* _What you will do_: Write out the material exactly, with the pictures left out.

* _Data listing_:
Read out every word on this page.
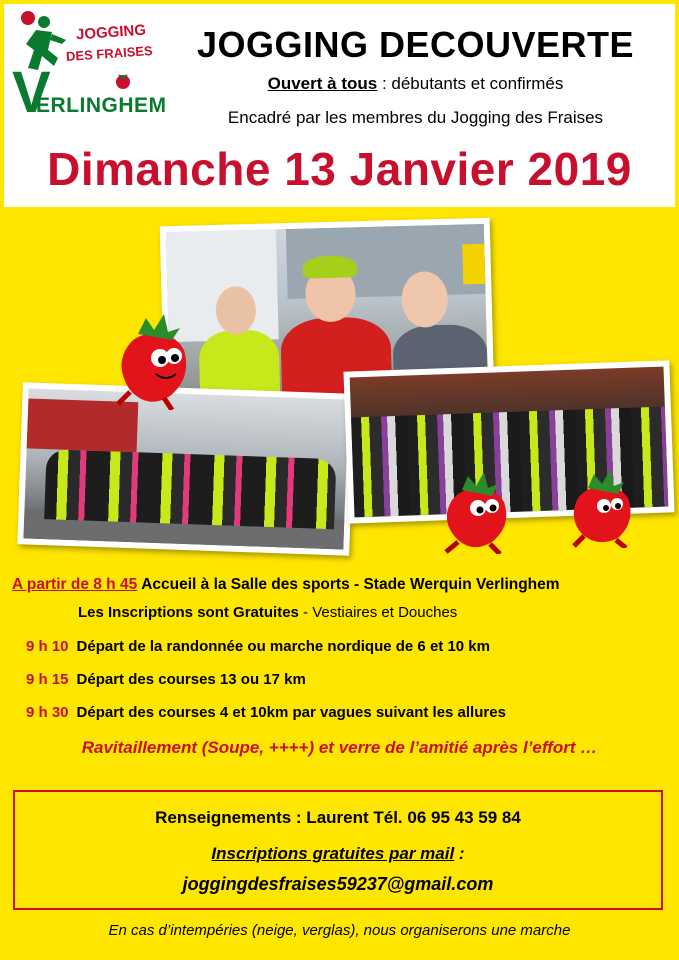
JOGGING
DES FRAISES
V
ERLINGHEM
JOGGING DECOUVERTE
Ouvert à tous : débutants et confirmés
Encadré par les membres du Jogging des Fraises
Dimanche 13 Janvier 2019
A partir de 8 h 45 Accueil à la Salle des sports - Stade Werquin Verlinghem
Les Inscriptions sont Gratuites - Vestiaires et Douches
9 h 10 Départ de la randonnée ou marche nordique de 6 et 10 km
9 h 15 Départ des courses 13 ou 17 km
9 h 30 Départ des courses 4 et 10km par vagues suivant les allures
Ravitaillement (Soupe, ++++) et verre de l’amitié après l’effort …
Renseignements : Laurent Tél. 06 95 43 59 84
Inscriptions gratuites par mail :
joggingdesfraises59237@gmail.com
En cas d’intempéries (neige, verglas), nous organiserons une marche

* _Final answer_:
Read out every word on this page.
JOGGING
DES FRAISES
V
ERLINGHEM
JOGGING DECOUVERTE
Ouvert à tous : débutants et confirmés
Encadré par les membres du Jogging des Fraises
Dimanche 13 Janvier 2019
A partir de 8 h 45 Accueil à la Salle des sports - Stade Werquin Verlinghem
Les Inscriptions sont Gratuites - Vestiaires et Douches
9 h 10 Départ de la randonnée ou marche nordique de 6 et 10 km
9 h 15 Départ des courses 13 ou 17 km
9 h 30 Départ des courses 4 et 10km par vagues suivant les allures
Ravitaillement (Soupe, ++++) et verre de l’amitié après l’effort …
Renseignements : Laurent Tél. 06 95 43 59 84
Inscriptions gratuites par mail :
joggingdesfraises59237@gmail.com
En cas d’intempéries (neige, verglas), nous organiserons une marche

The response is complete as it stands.